* _ARTICLE_

<<<<

# One computer two hds



## bsmith (Oct 8, 2017)

My FreeBSD laptop also has a docking station with another hd.  I know how to install on the other hd but I don't know how to make it work so that I can boot into each os using a bootloader.  

Thanks


----------



## nosferatu (Oct 8, 2017)

Does your laptop supports boot on USB? I am guessing docking station with HDD is like external HDD and you are connecting it to your PC via USB. You can change boot order every time you switch OSes.

Another way may be taking a small partition of your Internal Drive (in which you need to reinstall FreeBSD if there is no free space or nonessential partitions) or if you want Bootloader to work only when the Docker is connected, taking a small partition of it and installing Standalone Bootloader (Search for Super Grub2 Disk). Another option is to install Bootloader into a Flash Stick.

>>>>

* _ACTIONS TO TAKE_
A. In the forum thread about one computer with two hard drives, what does nosferatu say to search for to get a standalone bootloader?
B. Write the next part of the forum thread about booting one laptop from two hard drives, following on from nosferatu's last reply.

(Layout region records)
<<<<

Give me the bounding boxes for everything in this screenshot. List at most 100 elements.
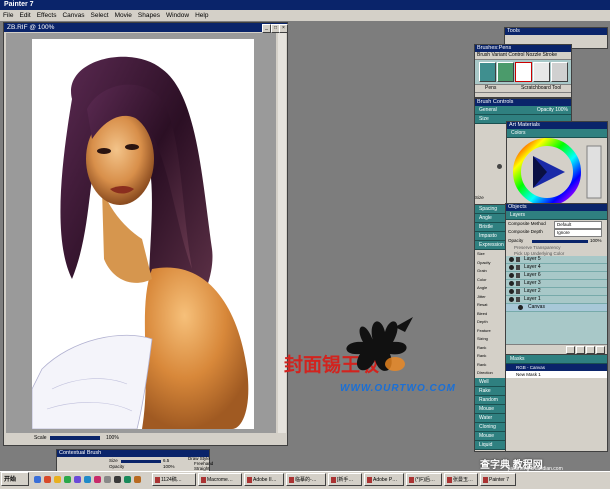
color-wheel-icon[interactable] — [507, 138, 607, 206]
cloning-section[interactable]: Cloning — [475, 423, 505, 432]
tab-nozzle[interactable]: Nozzle — [526, 52, 541, 58]
expression-section[interactable]: Expression — [475, 241, 505, 250]
mask-row[interactable]: New Mask 1 — [506, 371, 607, 378]
quick-launch-1-icon[interactable] — [34, 476, 41, 483]
start-button[interactable]: 开始 — [1, 472, 29, 486]
quick-launch-10-icon[interactable] — [124, 476, 131, 483]
composite-depth-select[interactable]: Ignore — [554, 229, 602, 237]
menu-edit[interactable]: Edit — [16, 10, 33, 21]
liquid-section[interactable]: Liquid — [475, 441, 505, 450]
layer-row[interactable]: Layer 4 — [506, 264, 607, 272]
lock-icon[interactable] — [516, 289, 520, 294]
water-section[interactable]: Water — [475, 414, 505, 423]
layer-name: Layer 5 — [524, 256, 541, 262]
taskbar-item[interactable]: 张曼玉… — [444, 473, 478, 486]
tab-variant[interactable]: Variant — [491, 52, 506, 58]
taskbar-item[interactable]: (*)F)后… — [406, 473, 442, 486]
lock-icon[interactable] — [516, 265, 520, 270]
painting-canvas[interactable] — [32, 39, 254, 429]
eye-icon[interactable] — [509, 289, 514, 294]
brush-variant-1-icon[interactable] — [479, 62, 496, 82]
minimize-icon[interactable]: _ — [262, 24, 271, 33]
layer-opacity-value: 100% — [590, 238, 602, 243]
eye-icon[interactable] — [518, 305, 523, 310]
brush-variant-3-icon[interactable] — [515, 62, 532, 82]
menu-canvas[interactable]: Canvas — [59, 10, 87, 21]
new-layer-icon[interactable] — [566, 346, 575, 354]
quick-launch-2-icon[interactable] — [44, 476, 51, 483]
brush-variant-5-icon[interactable] — [551, 62, 568, 82]
brush-controls-sections: Spacing Angle Bristle Impasto Expression… — [474, 204, 506, 452]
brush-variant-name[interactable]: Scratchboard Tool — [521, 85, 561, 92]
quick-launch-6-icon[interactable] — [84, 476, 91, 483]
brush-tabs[interactable]: Brush Variant Control Nozzle Stroke — [475, 52, 571, 60]
tab-control[interactable]: Control — [508, 52, 524, 58]
brush-variant-2-icon[interactable] — [497, 62, 514, 82]
mouse-section[interactable]: Mouse — [475, 405, 505, 414]
lock-icon[interactable] — [516, 281, 520, 286]
quick-launch-3-icon[interactable] — [54, 476, 61, 483]
close-icon[interactable]: × — [279, 24, 288, 33]
menu-help[interactable]: Help — [192, 10, 211, 21]
taskbar-item[interactable]: Macrome… — [198, 473, 242, 486]
layer-row[interactable]: Layer 1 — [506, 296, 607, 304]
general-section[interactable]: General Opacity 100% — [475, 106, 571, 115]
color-picker[interactable] — [507, 138, 607, 206]
menu-movie[interactable]: Movie — [112, 10, 135, 21]
quick-launch-8-icon[interactable] — [104, 476, 111, 483]
taskbar-item-active[interactable]: Painter 7 — [480, 473, 516, 486]
menu-select[interactable]: Select — [88, 10, 112, 21]
taskbar-item[interactable]: 1124稿… — [152, 473, 196, 486]
menu-window[interactable]: Window — [163, 10, 192, 21]
taskbar-item[interactable]: Adobe P… — [364, 473, 404, 486]
layers-tab[interactable]: Layers — [506, 211, 607, 220]
layer-row[interactable]: Layer 2 — [506, 288, 607, 296]
quick-launch-7-icon[interactable] — [94, 476, 101, 483]
brush-variant-4-icon[interactable] — [533, 62, 550, 82]
taskbar-item[interactable]: [新手… — [328, 473, 362, 486]
scale-slider[interactable] — [50, 436, 100, 440]
brush-category[interactable]: Pens — [485, 85, 496, 92]
well-section[interactable]: Well — [475, 378, 505, 387]
layer-row[interactable]: Layer 5 — [506, 256, 607, 264]
quick-launch-4-icon[interactable] — [64, 476, 71, 483]
spacing-section[interactable]: Spacing — [475, 205, 505, 214]
colors-section[interactable]: Colors — [507, 129, 607, 138]
quick-launch-5-icon[interactable] — [74, 476, 81, 483]
quick-launch-9-icon[interactable] — [114, 476, 121, 483]
taskbar-item[interactable]: Adobe II… — [244, 473, 284, 486]
random-section[interactable]: Random — [475, 396, 505, 405]
delete-layer-icon[interactable] — [596, 346, 605, 354]
impasto-section[interactable]: Impasto — [475, 232, 505, 241]
layer-row[interactable]: Layer 3 — [506, 280, 607, 288]
rake-section[interactable]: Rake — [475, 387, 505, 396]
lock-icon[interactable] — [516, 297, 520, 302]
lock-icon[interactable] — [516, 257, 520, 262]
composite-method-select[interactable]: Default — [554, 221, 602, 229]
layer-row[interactable]: Layer 6 — [506, 272, 607, 280]
bristle-section[interactable]: Bristle — [475, 223, 505, 232]
quick-launch-11-icon[interactable] — [134, 476, 141, 483]
mouse-section-2[interactable]: Mouse — [475, 432, 505, 441]
lock-icon[interactable] — [516, 273, 520, 278]
brush-variant-strip[interactable] — [475, 60, 571, 84]
menu-shapes[interactable]: Shapes — [135, 10, 163, 21]
eye-icon[interactable] — [509, 265, 514, 270]
menu-file[interactable]: File — [0, 10, 16, 21]
eye-icon[interactable] — [509, 273, 514, 278]
eye-icon[interactable] — [509, 257, 514, 262]
layer-mask-icon[interactable] — [576, 346, 585, 354]
menu-effects[interactable]: Effects — [34, 10, 60, 21]
eye-icon[interactable] — [509, 281, 514, 286]
tab-brush[interactable]: Brush — [477, 52, 490, 58]
taskbar-item[interactable]: 临摹的-… — [286, 473, 326, 486]
layer-adjust-icon[interactable] — [586, 346, 595, 354]
layer-opacity-slider[interactable] — [532, 240, 588, 243]
mask-row-rgb[interactable]: RGB - Canvas — [506, 364, 607, 371]
tab-stroke[interactable]: Stroke — [543, 52, 557, 58]
masks-title[interactable]: Masks — [506, 355, 607, 364]
eye-icon[interactable] — [509, 297, 514, 302]
angle-section[interactable]: Angle — [475, 214, 505, 223]
document-title-bar[interactable]: ZB.RIF @ 100% _ □ × — [4, 23, 288, 33]
canvas-layer-row[interactable]: Canvas — [506, 304, 607, 312]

>>>>

* _EXERCISE RESULTS_
A. Super Grub2 Disk

B.
I should warn you I never tried this. I am just guessing. Again I guess, if boot over USB is not possible you have to install Bootloader into a partition of your Internal Drive.


----------



## bsmith (Oct 9, 2017)

It's not connected via usb.  It has the docking station attached.    I don't know why but the attached hd is listed as drive one so maybe I can put grub on it.  I have used a usb stick for grub on linux so hopefully it will help me figure it out if i need to.  Thanks for the tips.  I'll give them a try.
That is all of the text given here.